» **Job**: In the listing below, count each line containing "label" and answer with the count only.

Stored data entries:
---------------

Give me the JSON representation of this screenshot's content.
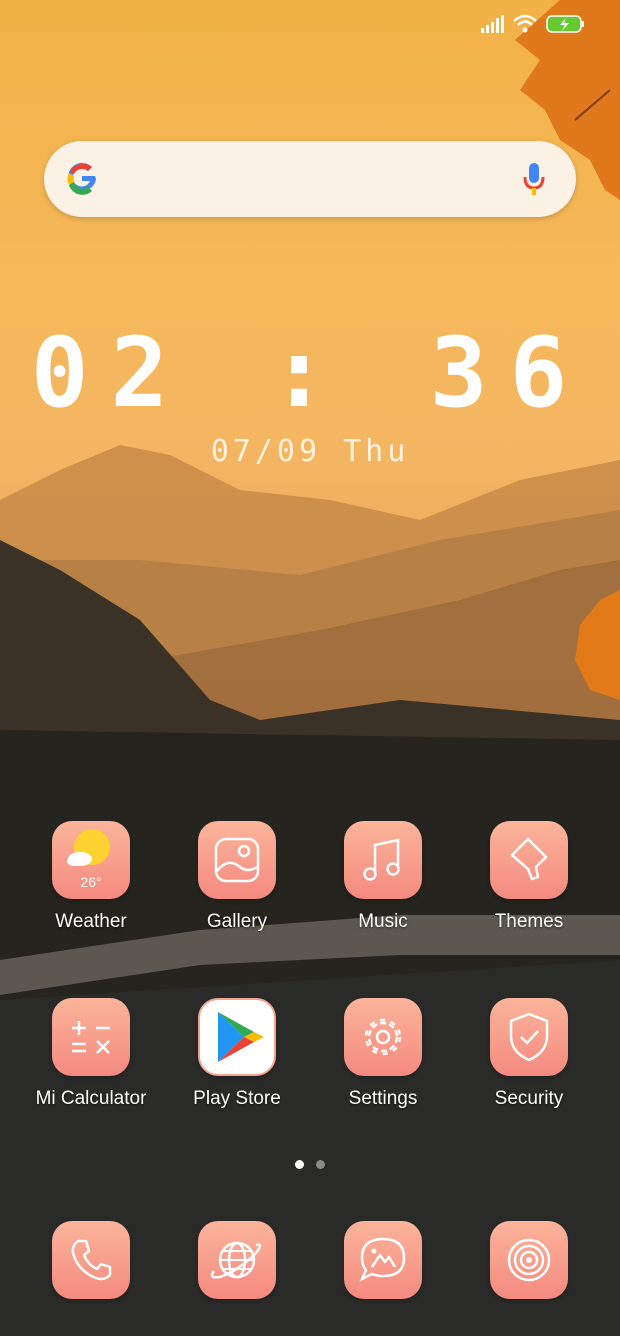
{
  "status_bar": {
    "icons": [
      "signal-icon",
      "wifi-icon",
      "battery-charging-icon"
    ]
  },
  "search_bar": {
    "logo": "google-logo-icon",
    "mic": "mic-icon"
  },
  "clock": {
    "time": "02 : 36",
    "date": "07/09  Thu"
  },
  "apps_row1": [
    {
      "label": "Weather",
      "icon": "weather-icon",
      "temp": "26°"
    },
    {
      "label": "Gallery",
      "icon": "gallery-icon"
    },
    {
      "label": "Music",
      "icon": "music-icon"
    },
    {
      "label": "Themes",
      "icon": "themes-icon"
    }
  ],
  "apps_row2": [
    {
      "label": "Mi Calculator",
      "icon": "calculator-icon"
    },
    {
      "label": "Play Store",
      "icon": "play-store-icon"
    },
    {
      "label": "Settings",
      "icon": "settings-icon"
    },
    {
      "label": "Security",
      "icon": "security-icon"
    }
  ],
  "page_indicator": {
    "pages": 2,
    "current": 1
  },
  "dock": [
    {
      "icon": "phone-icon"
    },
    {
      "icon": "browser-icon"
    },
    {
      "icon": "messages-icon"
    },
    {
      "icon": "camera-icon"
    }
  ],
  "colors": {
    "icon_top": "#fbb49a",
    "icon_bottom": "#f48a80",
    "sky": "#f2b247"
  }
}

---------------

» **Final answer**: 8